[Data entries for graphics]
## start

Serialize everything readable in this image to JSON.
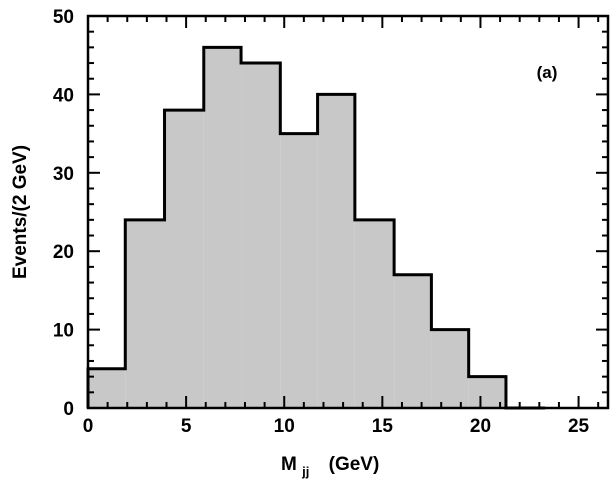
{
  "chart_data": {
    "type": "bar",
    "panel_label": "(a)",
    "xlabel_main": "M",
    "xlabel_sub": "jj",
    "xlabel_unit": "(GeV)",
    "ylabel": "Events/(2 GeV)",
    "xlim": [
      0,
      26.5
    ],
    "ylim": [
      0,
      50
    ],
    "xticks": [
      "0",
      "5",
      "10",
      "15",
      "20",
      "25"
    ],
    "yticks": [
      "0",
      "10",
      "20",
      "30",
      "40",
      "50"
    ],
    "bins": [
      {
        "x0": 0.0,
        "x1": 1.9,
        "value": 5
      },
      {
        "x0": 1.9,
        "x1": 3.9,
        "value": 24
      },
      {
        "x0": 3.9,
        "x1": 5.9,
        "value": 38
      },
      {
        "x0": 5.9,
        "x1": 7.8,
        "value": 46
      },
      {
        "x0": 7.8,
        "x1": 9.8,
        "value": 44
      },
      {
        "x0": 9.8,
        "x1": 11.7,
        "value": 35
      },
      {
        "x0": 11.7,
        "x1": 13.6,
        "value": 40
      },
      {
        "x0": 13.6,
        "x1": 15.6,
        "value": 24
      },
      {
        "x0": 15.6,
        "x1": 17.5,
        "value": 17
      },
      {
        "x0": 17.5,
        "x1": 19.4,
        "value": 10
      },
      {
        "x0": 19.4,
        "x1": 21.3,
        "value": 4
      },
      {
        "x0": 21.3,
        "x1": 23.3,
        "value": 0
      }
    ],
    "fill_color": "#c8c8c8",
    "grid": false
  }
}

## end

## EXERCISE PROMPT
Only lines that contain the word "value" are wanted; copy each of them.

## SOLUTION TO THIS EXERCISE
        "value": 5
        "value": 24
        "value": 38
        "value": 46
        "value": 44
        "value": 35
        "value": 40
        "value": 24
        "value": 17
        "value": 10
        "value": 4
        "value": 0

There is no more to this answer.